__DIRECTIONS__
Locate each line in the records containing "document". Copy it.

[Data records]
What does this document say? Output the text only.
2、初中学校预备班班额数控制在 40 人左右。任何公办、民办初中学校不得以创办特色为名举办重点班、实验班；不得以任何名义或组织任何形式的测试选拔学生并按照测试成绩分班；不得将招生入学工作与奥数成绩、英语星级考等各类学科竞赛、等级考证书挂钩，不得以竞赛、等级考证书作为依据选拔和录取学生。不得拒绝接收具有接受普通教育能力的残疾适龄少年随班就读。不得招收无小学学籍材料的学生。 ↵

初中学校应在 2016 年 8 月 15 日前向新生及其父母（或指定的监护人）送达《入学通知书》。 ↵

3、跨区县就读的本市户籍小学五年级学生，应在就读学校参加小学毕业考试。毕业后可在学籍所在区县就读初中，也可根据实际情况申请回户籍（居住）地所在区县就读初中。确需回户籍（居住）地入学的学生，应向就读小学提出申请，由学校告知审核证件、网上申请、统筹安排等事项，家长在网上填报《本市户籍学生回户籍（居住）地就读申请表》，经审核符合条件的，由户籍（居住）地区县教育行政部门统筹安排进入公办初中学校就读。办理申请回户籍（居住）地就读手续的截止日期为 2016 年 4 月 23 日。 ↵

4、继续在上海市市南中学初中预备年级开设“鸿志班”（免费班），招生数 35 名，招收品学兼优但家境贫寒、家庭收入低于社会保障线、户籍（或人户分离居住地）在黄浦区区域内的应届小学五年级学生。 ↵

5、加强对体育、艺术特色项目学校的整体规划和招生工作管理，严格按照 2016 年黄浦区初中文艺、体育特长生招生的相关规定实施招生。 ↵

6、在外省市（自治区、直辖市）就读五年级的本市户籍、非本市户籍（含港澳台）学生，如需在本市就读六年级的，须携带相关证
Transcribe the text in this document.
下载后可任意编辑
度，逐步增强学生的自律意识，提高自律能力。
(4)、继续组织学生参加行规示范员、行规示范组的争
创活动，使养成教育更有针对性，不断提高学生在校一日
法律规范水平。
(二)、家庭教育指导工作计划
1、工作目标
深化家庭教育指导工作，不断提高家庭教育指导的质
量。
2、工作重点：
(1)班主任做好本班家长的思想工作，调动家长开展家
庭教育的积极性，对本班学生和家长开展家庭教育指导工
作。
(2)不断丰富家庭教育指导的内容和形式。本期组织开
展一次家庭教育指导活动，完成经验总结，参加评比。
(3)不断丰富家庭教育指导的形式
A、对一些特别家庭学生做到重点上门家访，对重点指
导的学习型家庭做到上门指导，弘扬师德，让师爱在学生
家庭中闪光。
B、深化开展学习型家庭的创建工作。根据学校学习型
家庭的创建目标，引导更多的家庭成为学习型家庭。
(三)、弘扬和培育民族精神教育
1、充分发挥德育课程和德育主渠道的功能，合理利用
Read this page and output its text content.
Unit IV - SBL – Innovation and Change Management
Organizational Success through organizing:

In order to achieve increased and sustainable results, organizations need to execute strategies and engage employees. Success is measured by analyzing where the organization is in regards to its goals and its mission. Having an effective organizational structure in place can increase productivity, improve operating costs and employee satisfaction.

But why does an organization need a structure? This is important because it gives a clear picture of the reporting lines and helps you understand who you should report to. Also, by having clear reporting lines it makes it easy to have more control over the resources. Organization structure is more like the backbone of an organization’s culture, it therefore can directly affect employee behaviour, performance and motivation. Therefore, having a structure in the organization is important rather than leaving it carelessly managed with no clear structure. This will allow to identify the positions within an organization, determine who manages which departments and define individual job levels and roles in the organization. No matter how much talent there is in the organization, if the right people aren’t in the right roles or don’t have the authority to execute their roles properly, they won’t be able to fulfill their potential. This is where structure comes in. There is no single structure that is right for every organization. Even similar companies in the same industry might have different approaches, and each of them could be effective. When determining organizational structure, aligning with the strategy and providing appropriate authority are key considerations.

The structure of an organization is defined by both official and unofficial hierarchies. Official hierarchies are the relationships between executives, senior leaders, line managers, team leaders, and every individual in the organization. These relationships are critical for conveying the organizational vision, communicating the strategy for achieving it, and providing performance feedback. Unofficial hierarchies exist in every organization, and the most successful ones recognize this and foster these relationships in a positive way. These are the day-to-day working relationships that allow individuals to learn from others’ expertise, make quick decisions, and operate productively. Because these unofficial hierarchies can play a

__EXERCISE ANSWER__
What does this document say? Output the text only.
Transcribe the text in this document.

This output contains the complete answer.